>> START

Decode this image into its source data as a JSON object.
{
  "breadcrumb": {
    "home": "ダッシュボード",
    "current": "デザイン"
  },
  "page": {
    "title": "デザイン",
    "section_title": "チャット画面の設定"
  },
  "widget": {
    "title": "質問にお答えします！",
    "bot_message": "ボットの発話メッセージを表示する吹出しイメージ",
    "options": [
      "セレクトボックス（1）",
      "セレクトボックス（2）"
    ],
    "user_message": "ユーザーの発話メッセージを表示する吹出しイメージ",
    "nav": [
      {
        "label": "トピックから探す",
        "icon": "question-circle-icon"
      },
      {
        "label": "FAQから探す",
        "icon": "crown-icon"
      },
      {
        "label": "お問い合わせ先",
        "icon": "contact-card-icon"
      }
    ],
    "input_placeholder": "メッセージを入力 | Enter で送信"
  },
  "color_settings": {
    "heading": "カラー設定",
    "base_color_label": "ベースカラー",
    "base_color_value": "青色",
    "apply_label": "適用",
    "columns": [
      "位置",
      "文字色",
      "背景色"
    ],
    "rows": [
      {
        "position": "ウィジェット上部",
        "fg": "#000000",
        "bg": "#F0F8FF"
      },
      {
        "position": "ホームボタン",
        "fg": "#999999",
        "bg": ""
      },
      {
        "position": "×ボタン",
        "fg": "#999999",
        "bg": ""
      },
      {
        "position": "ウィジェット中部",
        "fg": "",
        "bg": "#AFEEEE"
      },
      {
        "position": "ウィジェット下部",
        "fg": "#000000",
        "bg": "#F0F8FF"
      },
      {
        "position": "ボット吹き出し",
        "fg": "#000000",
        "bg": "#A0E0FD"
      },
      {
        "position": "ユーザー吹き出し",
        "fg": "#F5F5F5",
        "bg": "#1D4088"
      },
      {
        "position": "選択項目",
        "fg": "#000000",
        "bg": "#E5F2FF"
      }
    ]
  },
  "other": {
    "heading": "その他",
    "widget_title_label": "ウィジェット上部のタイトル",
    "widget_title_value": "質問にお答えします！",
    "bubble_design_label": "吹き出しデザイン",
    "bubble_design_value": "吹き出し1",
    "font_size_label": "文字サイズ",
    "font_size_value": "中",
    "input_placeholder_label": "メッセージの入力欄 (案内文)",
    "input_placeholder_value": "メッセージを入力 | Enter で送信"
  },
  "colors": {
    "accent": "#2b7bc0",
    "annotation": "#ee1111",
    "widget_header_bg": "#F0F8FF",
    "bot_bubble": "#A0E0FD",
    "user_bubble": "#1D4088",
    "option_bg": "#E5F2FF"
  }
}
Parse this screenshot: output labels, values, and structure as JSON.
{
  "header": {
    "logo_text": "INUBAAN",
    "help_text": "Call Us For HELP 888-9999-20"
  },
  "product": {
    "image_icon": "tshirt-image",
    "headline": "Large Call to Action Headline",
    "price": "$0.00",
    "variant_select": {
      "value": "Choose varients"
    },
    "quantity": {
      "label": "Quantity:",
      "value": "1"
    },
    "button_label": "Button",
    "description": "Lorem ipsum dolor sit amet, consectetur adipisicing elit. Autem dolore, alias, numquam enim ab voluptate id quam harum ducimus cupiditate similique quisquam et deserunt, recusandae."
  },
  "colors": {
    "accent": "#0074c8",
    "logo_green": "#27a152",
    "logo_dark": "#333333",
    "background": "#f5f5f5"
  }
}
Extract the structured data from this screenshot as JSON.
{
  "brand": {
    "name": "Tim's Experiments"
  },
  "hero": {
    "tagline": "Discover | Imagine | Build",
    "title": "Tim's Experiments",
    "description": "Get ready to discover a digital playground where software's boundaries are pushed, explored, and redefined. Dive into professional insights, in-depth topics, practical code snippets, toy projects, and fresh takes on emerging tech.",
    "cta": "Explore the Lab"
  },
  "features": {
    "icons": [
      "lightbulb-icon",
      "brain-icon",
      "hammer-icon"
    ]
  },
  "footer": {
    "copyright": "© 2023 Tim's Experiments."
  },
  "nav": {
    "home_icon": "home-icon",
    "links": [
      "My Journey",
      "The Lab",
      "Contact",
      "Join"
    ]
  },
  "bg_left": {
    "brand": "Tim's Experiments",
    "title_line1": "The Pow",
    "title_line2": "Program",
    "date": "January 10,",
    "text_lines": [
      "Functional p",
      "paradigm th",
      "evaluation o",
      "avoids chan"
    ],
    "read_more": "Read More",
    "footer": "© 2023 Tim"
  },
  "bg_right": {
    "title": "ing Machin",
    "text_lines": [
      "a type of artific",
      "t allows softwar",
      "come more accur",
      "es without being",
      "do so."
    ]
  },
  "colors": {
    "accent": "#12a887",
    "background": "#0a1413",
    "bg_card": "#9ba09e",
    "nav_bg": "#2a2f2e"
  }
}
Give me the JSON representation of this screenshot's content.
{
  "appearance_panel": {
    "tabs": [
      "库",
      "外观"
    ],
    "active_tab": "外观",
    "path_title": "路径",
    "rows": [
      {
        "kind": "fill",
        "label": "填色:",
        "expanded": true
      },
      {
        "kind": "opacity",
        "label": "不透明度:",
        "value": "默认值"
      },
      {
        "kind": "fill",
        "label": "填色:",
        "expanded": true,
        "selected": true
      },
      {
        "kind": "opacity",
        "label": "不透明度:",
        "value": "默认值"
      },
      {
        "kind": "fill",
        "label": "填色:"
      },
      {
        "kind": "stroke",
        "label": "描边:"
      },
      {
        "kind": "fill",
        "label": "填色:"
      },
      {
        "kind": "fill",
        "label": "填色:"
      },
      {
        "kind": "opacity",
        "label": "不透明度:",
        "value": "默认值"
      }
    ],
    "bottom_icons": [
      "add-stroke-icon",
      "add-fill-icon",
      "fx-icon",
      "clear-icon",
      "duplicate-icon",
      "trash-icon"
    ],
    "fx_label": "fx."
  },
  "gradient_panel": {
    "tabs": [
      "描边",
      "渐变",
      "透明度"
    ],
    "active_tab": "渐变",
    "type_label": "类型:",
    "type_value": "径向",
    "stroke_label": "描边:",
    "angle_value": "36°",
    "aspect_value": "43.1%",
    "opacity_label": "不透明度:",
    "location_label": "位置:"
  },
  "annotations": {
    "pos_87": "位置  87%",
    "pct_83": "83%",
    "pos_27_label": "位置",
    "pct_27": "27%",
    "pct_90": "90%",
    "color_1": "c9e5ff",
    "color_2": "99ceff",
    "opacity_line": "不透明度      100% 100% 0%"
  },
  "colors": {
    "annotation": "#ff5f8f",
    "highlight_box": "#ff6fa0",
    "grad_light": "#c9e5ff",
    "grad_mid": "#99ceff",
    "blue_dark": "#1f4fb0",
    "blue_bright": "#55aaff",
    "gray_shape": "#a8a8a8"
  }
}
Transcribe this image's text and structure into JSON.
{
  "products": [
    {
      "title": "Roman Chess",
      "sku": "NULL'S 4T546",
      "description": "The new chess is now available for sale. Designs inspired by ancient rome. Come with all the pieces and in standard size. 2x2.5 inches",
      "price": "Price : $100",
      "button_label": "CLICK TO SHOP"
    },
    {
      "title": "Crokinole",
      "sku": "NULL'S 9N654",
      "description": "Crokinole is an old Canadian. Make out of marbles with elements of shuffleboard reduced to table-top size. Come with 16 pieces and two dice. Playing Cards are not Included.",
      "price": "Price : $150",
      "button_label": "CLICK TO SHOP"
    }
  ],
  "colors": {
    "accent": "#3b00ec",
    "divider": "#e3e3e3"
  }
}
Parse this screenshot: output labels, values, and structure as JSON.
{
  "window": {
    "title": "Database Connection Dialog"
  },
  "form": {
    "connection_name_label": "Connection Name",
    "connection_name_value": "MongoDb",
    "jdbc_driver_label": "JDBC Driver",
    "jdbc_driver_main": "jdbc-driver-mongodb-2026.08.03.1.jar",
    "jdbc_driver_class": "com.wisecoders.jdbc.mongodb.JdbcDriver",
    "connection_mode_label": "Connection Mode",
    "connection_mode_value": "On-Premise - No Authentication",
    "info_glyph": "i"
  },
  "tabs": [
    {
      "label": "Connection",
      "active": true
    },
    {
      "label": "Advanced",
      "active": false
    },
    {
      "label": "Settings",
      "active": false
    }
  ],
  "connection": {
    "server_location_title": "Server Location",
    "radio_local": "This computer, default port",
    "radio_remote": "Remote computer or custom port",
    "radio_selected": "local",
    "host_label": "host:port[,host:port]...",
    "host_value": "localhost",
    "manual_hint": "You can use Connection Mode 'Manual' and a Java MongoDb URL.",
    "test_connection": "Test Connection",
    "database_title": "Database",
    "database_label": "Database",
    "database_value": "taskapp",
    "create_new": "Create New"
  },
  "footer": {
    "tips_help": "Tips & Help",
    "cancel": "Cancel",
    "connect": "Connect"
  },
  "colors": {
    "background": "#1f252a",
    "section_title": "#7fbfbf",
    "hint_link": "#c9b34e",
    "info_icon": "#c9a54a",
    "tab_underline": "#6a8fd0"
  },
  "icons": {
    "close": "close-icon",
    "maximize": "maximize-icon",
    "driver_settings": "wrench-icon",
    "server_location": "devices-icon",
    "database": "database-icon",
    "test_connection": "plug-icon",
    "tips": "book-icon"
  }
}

>> END

> **Task prompt**: Scan the material above. Return every line containing the string "Call".

> **Response to the task**:
    "help_text": "Call Us For HELP 888-9999-20"
    "headline": "Large Call to Action Headline",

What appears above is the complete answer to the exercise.